-- Begin GIVEN DATA --
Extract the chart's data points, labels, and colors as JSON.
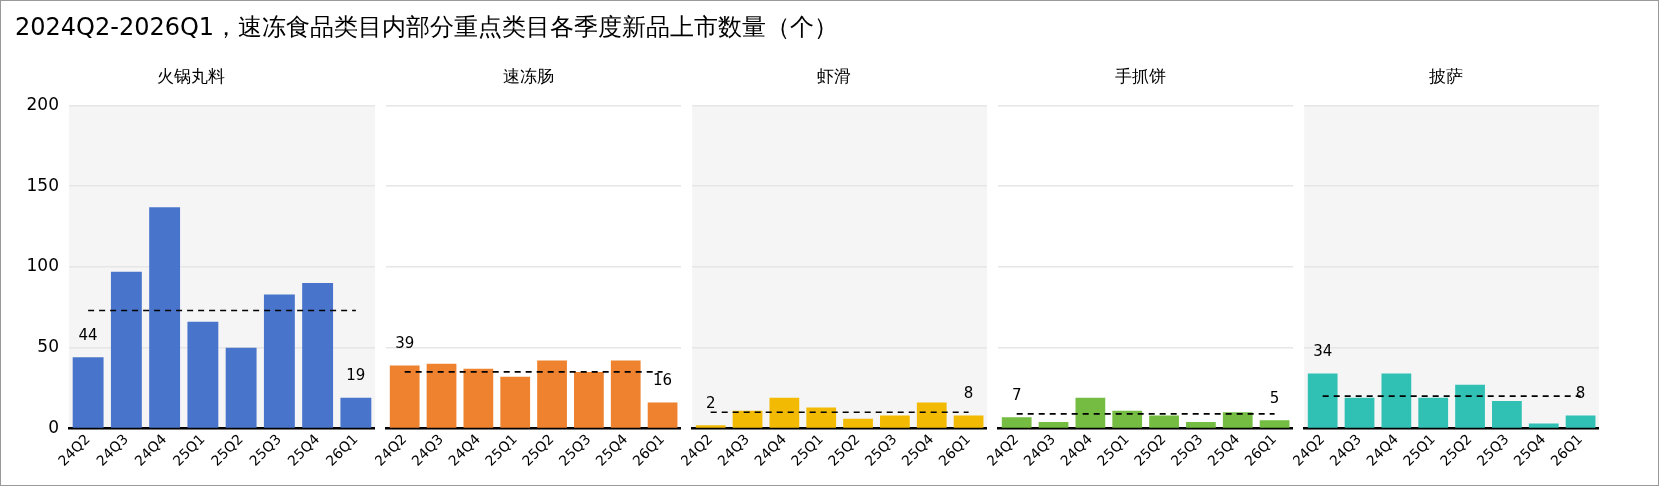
{
  "chart_data": [
    {
      "type": "bar",
      "title": "2024Q2-2026Q1，速冻食品类目内部分重点类目各季度新品上市数量（个）",
      "subtitle": "火锅丸料",
      "categories": [
        "24Q2",
        "24Q3",
        "24Q4",
        "25Q1",
        "25Q2",
        "25Q3",
        "25Q4",
        "26Q1"
      ],
      "values": [
        44,
        97,
        137,
        66,
        50,
        83,
        90,
        19
      ],
      "color": "#4874cb",
      "value_labels": [
        "44",
        null,
        null,
        null,
        null,
        null,
        null,
        "19"
      ],
      "ylim": [
        0,
        200
      ],
      "yticks": [
        0,
        50,
        100,
        150,
        200
      ],
      "grid": "y",
      "ref_lines": [
        {
          "axis": "y",
          "value": 73,
          "color": "#000000",
          "line_style": "dashed"
        }
      ]
    },
    {
      "type": "bar",
      "subtitle": "速冻肠",
      "categories": [
        "24Q2",
        "24Q3",
        "24Q4",
        "25Q1",
        "25Q2",
        "25Q3",
        "25Q4",
        "26Q1"
      ],
      "values": [
        39,
        40,
        37,
        32,
        42,
        35,
        42,
        16
      ],
      "color": "#ee822f",
      "value_labels": [
        "39",
        null,
        null,
        null,
        null,
        null,
        null,
        "16"
      ],
      "ylim": [
        0,
        200
      ],
      "yticks": [
        0,
        50,
        100,
        150,
        200
      ],
      "grid": "y",
      "tick_labels": "x",
      "ref_lines": [
        {
          "axis": "y",
          "value": 35,
          "color": "#000000",
          "line_style": "dashed"
        }
      ]
    },
    {
      "type": "bar",
      "subtitle": "虾滑",
      "categories": [
        "24Q2",
        "24Q3",
        "24Q4",
        "25Q1",
        "25Q2",
        "25Q3",
        "25Q4",
        "26Q1"
      ],
      "values": [
        2,
        11,
        19,
        13,
        6,
        8,
        16,
        8
      ],
      "color": "#f2ba02",
      "value_labels": [
        "2",
        null,
        null,
        null,
        null,
        null,
        null,
        "8"
      ],
      "ylim": [
        0,
        200
      ],
      "yticks": [
        0,
        50,
        100,
        150,
        200
      ],
      "grid": "y",
      "tick_labels": "x",
      "ref_lines": [
        {
          "axis": "y",
          "value": 10,
          "color": "#000000",
          "line_style": "dashed"
        }
      ]
    },
    {
      "type": "bar",
      "subtitle": "手抓饼",
      "categories": [
        "24Q2",
        "24Q3",
        "24Q4",
        "25Q1",
        "25Q2",
        "25Q3",
        "25Q4",
        "26Q1"
      ],
      "values": [
        7,
        4,
        19,
        11,
        8,
        4,
        10,
        5
      ],
      "color": "#75bd42",
      "value_labels": [
        "7",
        null,
        null,
        null,
        null,
        null,
        null,
        "5"
      ],
      "ylim": [
        0,
        200
      ],
      "yticks": [
        0,
        50,
        100,
        150,
        200
      ],
      "grid": "y",
      "tick_labels": "x",
      "ref_lines": [
        {
          "axis": "y",
          "value": 9,
          "color": "#000000",
          "line_style": "dashed"
        }
      ]
    },
    {
      "type": "bar",
      "subtitle": "披萨",
      "categories": [
        "24Q2",
        "24Q3",
        "24Q4",
        "25Q1",
        "25Q2",
        "25Q3",
        "25Q4",
        "26Q1"
      ],
      "values": [
        34,
        19,
        34,
        19,
        27,
        17,
        3,
        8
      ],
      "color": "#30c0b4",
      "value_labels": [
        "34",
        null,
        null,
        null,
        null,
        null,
        null,
        "8"
      ],
      "ylim": [
        0,
        200
      ],
      "yticks": [
        0,
        50,
        100,
        150,
        200
      ],
      "grid": "y",
      "tick_labels": "x",
      "ref_lines": [
        {
          "axis": "y",
          "value": 20,
          "color": "#000000",
          "line_style": "dashed"
        }
      ]
    }
  ]
}
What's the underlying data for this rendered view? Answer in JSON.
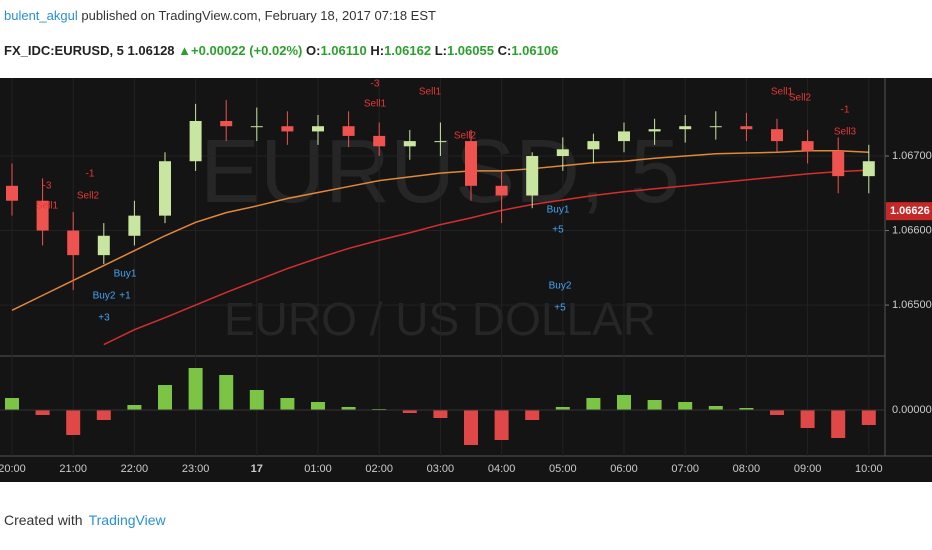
-- End GIVEN DATA --
**EXERCISE AIM**
Omit the pictures and output all of the other material exactly.

**SOLUTION BELOW**
Extract the chart's data points, labels, and colors as JSON.
{
  "chart_data": [
    {
      "type": "bar",
      "title": "2024Q2-2026Q1，速冻食品类目内部分重点类目各季度新品上市数量（个）",
      "subtitle": "火锅丸料",
      "categories": [
        "24Q2",
        "24Q3",
        "24Q4",
        "25Q1",
        "25Q2",
        "25Q3",
        "25Q4",
        "26Q1"
      ],
      "values": [
        44,
        97,
        137,
        66,
        50,
        83,
        90,
        19
      ],
      "color": "#4874cb",
      "value_labels": [
        "44",
        null,
        null,
        null,
        null,
        null,
        null,
        "19"
      ],
      "ylim": [
        0,
        200
      ],
      "yticks": [
        0,
        50,
        100,
        150,
        200
      ],
      "grid": "y",
      "ref_lines": [
        {
          "axis": "y",
          "value": 73,
          "color": "#000000",
          "line_style": "dashed"
        }
      ]
    },
    {
      "type": "bar",
      "subtitle": "速冻肠",
      "categories": [
        "24Q2",
        "24Q3",
        "24Q4",
        "25Q1",
        "25Q2",
        "25Q3",
        "25Q4",
        "26Q1"
      ],
      "values": [
        39,
        40,
        37,
        32,
        42,
        35,
        42,
        16
      ],
      "color": "#ee822f",
      "value_labels": [
        "39",
        null,
        null,
        null,
        null,
        null,
        null,
        "16"
      ],
      "ylim": [
        0,
        200
      ],
      "yticks": [
        0,
        50,
        100,
        150,
        200
      ],
      "grid": "y",
      "tick_labels": "x",
      "ref_lines": [
        {
          "axis": "y",
          "value": 35,
          "color": "#000000",
          "line_style": "dashed"
        }
      ]
    },
    {
      "type": "bar",
      "subtitle": "虾滑",
      "categories": [
        "24Q2",
        "24Q3",
        "24Q4",
        "25Q1",
        "25Q2",
        "25Q3",
        "25Q4",
        "26Q1"
      ],
      "values": [
        2,
        11,
        19,
        13,
        6,
        8,
        16,
        8
      ],
      "color": "#f2ba02",
      "value_labels": [
        "2",
        null,
        null,
        null,
        null,
        null,
        null,
        "8"
      ],
      "ylim": [
        0,
        200
      ],
      "yticks": [
        0,
        50,
        100,
        150,
        200
      ],
      "grid": "y",
      "tick_labels": "x",
      "ref_lines": [
        {
          "axis": "y",
          "value": 10,
          "color": "#000000",
          "line_style": "dashed"
        }
      ]
    },
    {
      "type": "bar",
      "subtitle": "手抓饼",
      "categories": [
        "24Q2",
        "24Q3",
        "24Q4",
        "25Q1",
        "25Q2",
        "25Q3",
        "25Q4",
        "26Q1"
      ],
      "values": [
        7,
        4,
        19,
        11,
        8,
        4,
        10,
        5
      ],
      "color": "#75bd42",
      "value_labels": [
        "7",
        null,
        null,
        null,
        null,
        null,
        null,
        "5"
      ],
      "ylim": [
        0,
        200
      ],
      "yticks": [
        0,
        50,
        100,
        150,
        200
      ],
      "grid": "y",
      "tick_labels": "x",
      "ref_lines": [
        {
          "axis": "y",
          "value": 9,
          "color": "#000000",
          "line_style": "dashed"
        }
      ]
    },
    {
      "type": "bar",
      "subtitle": "披萨",
      "categories": [
        "24Q2",
        "24Q3",
        "24Q4",
        "25Q1",
        "25Q2",
        "25Q3",
        "25Q4",
        "26Q1"
      ],
      "values": [
        34,
        19,
        34,
        19,
        27,
        17,
        3,
        8
      ],
      "color": "#30c0b4",
      "value_labels": [
        "34",
        null,
        null,
        null,
        null,
        null,
        null,
        "8"
      ],
      "ylim": [
        0,
        200
      ],
      "yticks": [
        0,
        50,
        100,
        150,
        200
      ],
      "grid": "y",
      "tick_labels": "x",
      "ref_lines": [
        {
          "axis": "y",
          "value": 20,
          "color": "#000000",
          "line_style": "dashed"
        }
      ]
    }
  ]
}
What's the underlying data for this rendered view? Answer in JSON.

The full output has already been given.